**Task directions**
Present the following data again exactly as it is shown.

[Dataset records]
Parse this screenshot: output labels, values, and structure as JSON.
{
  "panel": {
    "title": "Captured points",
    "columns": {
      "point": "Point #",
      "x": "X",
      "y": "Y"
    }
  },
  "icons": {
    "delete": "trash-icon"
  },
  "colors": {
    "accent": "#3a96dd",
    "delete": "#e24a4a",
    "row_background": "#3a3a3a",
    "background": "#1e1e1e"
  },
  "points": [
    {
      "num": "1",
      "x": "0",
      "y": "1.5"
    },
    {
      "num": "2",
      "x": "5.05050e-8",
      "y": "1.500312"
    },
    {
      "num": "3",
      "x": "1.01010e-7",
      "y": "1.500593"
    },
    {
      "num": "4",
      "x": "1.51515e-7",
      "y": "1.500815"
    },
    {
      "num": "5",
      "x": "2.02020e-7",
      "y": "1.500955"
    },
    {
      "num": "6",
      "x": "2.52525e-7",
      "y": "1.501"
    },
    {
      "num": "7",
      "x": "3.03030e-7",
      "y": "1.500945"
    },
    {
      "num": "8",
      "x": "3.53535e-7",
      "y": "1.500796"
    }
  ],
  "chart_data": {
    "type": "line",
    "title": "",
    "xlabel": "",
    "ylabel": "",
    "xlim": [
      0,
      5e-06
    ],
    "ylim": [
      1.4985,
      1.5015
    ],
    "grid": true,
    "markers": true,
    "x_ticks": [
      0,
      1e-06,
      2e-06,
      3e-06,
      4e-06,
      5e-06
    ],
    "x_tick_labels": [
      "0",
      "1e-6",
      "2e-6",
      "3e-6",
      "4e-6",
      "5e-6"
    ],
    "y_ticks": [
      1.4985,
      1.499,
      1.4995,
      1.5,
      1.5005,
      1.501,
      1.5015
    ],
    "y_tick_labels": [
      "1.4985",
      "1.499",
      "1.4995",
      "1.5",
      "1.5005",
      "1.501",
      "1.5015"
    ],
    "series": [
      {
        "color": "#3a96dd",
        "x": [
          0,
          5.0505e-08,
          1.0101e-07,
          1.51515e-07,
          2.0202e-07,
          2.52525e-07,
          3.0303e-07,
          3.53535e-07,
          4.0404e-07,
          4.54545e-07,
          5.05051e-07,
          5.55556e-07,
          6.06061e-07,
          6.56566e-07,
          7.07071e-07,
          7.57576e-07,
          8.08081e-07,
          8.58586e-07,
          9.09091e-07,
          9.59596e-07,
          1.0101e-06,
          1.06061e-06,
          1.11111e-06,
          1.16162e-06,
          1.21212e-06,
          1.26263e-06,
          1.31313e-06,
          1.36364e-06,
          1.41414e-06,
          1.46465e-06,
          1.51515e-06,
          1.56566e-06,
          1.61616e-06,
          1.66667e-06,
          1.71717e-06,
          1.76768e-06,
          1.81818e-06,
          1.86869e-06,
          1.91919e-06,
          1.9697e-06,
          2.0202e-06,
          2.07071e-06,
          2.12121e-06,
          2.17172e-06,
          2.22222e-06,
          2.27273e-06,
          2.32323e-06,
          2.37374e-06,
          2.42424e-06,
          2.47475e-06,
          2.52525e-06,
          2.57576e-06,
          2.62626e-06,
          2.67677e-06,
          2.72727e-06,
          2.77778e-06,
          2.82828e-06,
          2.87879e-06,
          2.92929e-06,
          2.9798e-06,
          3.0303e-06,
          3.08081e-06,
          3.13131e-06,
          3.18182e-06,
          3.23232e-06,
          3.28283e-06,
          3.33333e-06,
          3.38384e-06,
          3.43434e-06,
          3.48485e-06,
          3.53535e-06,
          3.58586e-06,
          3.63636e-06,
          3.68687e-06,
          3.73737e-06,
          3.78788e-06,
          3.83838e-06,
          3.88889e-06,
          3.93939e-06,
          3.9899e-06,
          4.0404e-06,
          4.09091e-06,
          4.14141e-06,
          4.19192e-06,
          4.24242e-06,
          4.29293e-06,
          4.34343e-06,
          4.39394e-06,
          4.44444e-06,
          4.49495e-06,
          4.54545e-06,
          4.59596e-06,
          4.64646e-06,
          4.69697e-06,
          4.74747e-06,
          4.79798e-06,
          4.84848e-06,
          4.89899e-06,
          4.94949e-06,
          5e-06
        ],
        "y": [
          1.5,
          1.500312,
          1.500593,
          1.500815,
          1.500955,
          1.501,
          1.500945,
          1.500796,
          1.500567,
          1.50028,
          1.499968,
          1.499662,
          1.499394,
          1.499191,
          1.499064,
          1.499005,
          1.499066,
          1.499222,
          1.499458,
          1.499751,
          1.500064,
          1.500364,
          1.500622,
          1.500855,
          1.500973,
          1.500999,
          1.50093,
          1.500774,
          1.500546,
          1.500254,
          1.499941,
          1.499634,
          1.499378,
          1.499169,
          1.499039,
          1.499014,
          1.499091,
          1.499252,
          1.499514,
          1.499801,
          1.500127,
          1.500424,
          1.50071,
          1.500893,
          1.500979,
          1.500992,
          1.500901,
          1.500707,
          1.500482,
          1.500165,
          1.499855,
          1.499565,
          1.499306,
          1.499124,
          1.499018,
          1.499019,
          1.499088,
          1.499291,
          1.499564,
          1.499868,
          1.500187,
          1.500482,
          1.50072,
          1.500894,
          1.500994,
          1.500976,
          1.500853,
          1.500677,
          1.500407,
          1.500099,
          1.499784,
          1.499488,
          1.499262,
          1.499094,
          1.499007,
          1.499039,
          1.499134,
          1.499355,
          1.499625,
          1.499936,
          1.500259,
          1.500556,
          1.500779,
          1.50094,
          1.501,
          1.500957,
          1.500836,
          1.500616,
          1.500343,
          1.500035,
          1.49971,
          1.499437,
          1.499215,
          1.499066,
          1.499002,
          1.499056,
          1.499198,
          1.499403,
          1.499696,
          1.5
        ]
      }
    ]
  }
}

**Solved exercise**
Parse this screenshot: output labels, values, and structure as JSON.
{
  "panel": {
    "title": "Captured points",
    "columns": {
      "point": "Point #",
      "x": "X",
      "y": "Y"
    }
  },
  "icons": {
    "delete": "trash-icon"
  },
  "colors": {
    "accent": "#3a96dd",
    "delete": "#e24a4a",
    "row_background": "#3a3a3a",
    "background": "#1e1e1e"
  },
  "points": [
    {
      "num": "1",
      "x": "0",
      "y": "1.5"
    },
    {
      "num": "2",
      "x": "5.05050e-8",
      "y": "1.500312"
    },
    {
      "num": "3",
      "x": "1.01010e-7",
      "y": "1.500593"
    },
    {
      "num": "4",
      "x": "1.51515e-7",
      "y": "1.500815"
    },
    {
      "num": "5",
      "x": "2.02020e-7",
      "y": "1.500955"
    },
    {
      "num": "6",
      "x": "2.52525e-7",
      "y": "1.501"
    },
    {
      "num": "7",
      "x": "3.03030e-7",
      "y": "1.500945"
    },
    {
      "num": "8",
      "x": "3.53535e-7",
      "y": "1.500796"
    }
  ],
  "chart_data": {
    "type": "line",
    "title": "",
    "xlabel": "",
    "ylabel": "",
    "xlim": [
      0,
      5e-06
    ],
    "ylim": [
      1.4985,
      1.5015
    ],
    "grid": true,
    "markers": true,
    "x_ticks": [
      0,
      1e-06,
      2e-06,
      3e-06,
      4e-06,
      5e-06
    ],
    "x_tick_labels": [
      "0",
      "1e-6",
      "2e-6",
      "3e-6",
      "4e-6",
      "5e-6"
    ],
    "y_ticks": [
      1.4985,
      1.499,
      1.4995,
      1.5,
      1.5005,
      1.501,
      1.5015
    ],
    "y_tick_labels": [
      "1.4985",
      "1.499",
      "1.4995",
      "1.5",
      "1.5005",
      "1.501",
      "1.5015"
    ],
    "series": [
      {
        "color": "#3a96dd",
        "x": [
          0,
          5.0505e-08,
          1.0101e-07,
          1.51515e-07,
          2.0202e-07,
          2.52525e-07,
          3.0303e-07,
          3.53535e-07,
          4.0404e-07,
          4.54545e-07,
          5.05051e-07,
          5.55556e-07,
          6.06061e-07,
          6.56566e-07,
          7.07071e-07,
          7.57576e-07,
          8.08081e-07,
          8.58586e-07,
          9.09091e-07,
          9.59596e-07,
          1.0101e-06,
          1.06061e-06,
          1.11111e-06,
          1.16162e-06,
          1.21212e-06,
          1.26263e-06,
          1.31313e-06,
          1.36364e-06,
          1.41414e-06,
          1.46465e-06,
          1.51515e-06,
          1.56566e-06,
          1.61616e-06,
          1.66667e-06,
          1.71717e-06,
          1.76768e-06,
          1.81818e-06,
          1.86869e-06,
          1.91919e-06,
          1.9697e-06,
          2.0202e-06,
          2.07071e-06,
          2.12121e-06,
          2.17172e-06,
          2.22222e-06,
          2.27273e-06,
          2.32323e-06,
          2.37374e-06,
          2.42424e-06,
          2.47475e-06,
          2.52525e-06,
          2.57576e-06,
          2.62626e-06,
          2.67677e-06,
          2.72727e-06,
          2.77778e-06,
          2.82828e-06,
          2.87879e-06,
          2.92929e-06,
          2.9798e-06,
          3.0303e-06,
          3.08081e-06,
          3.13131e-06,
          3.18182e-06,
          3.23232e-06,
          3.28283e-06,
          3.33333e-06,
          3.38384e-06,
          3.43434e-06,
          3.48485e-06,
          3.53535e-06,
          3.58586e-06,
          3.63636e-06,
          3.68687e-06,
          3.73737e-06,
          3.78788e-06,
          3.83838e-06,
          3.88889e-06,
          3.93939e-06,
          3.9899e-06,
          4.0404e-06,
          4.09091e-06,
          4.14141e-06,
          4.19192e-06,
          4.24242e-06,
          4.29293e-06,
          4.34343e-06,
          4.39394e-06,
          4.44444e-06,
          4.49495e-06,
          4.54545e-06,
          4.59596e-06,
          4.64646e-06,
          4.69697e-06,
          4.74747e-06,
          4.79798e-06,
          4.84848e-06,
          4.89899e-06,
          4.94949e-06,
          5e-06
        ],
        "y": [
          1.5,
          1.500312,
          1.500593,
          1.500815,
          1.500955,
          1.501,
          1.500945,
          1.500796,
          1.500567,
          1.50028,
          1.499968,
          1.499662,
          1.499394,
          1.499191,
          1.499064,
          1.499005,
          1.499066,
          1.499222,
          1.499458,
          1.499751,
          1.500064,
          1.500364,
          1.500622,
          1.500855,
          1.500973,
          1.500999,
          1.50093,
          1.500774,
          1.500546,
          1.500254,
          1.499941,
          1.499634,
          1.499378,
          1.499169,
          1.499039,
          1.499014,
          1.499091,
          1.499252,
          1.499514,
          1.499801,
          1.500127,
          1.500424,
          1.50071,
          1.500893,
          1.500979,
          1.500992,
          1.500901,
          1.500707,
          1.500482,
          1.500165,
          1.499855,
          1.499565,
          1.499306,
          1.499124,
          1.499018,
          1.499019,
          1.499088,
          1.499291,
          1.499564,
          1.499868,
          1.500187,
          1.500482,
          1.50072,
          1.500894,
          1.500994,
          1.500976,
          1.500853,
          1.500677,
          1.500407,
          1.500099,
          1.499784,
          1.499488,
          1.499262,
          1.499094,
          1.499007,
          1.499039,
          1.499134,
          1.499355,
          1.499625,
          1.499936,
          1.500259,
          1.500556,
          1.500779,
          1.50094,
          1.501,
          1.500957,
          1.500836,
          1.500616,
          1.500343,
          1.500035,
          1.49971,
          1.499437,
          1.499215,
          1.499066,
          1.499002,
          1.499056,
          1.499198,
          1.499403,
          1.499696,
          1.5
        ]
      }
    ]
  }
}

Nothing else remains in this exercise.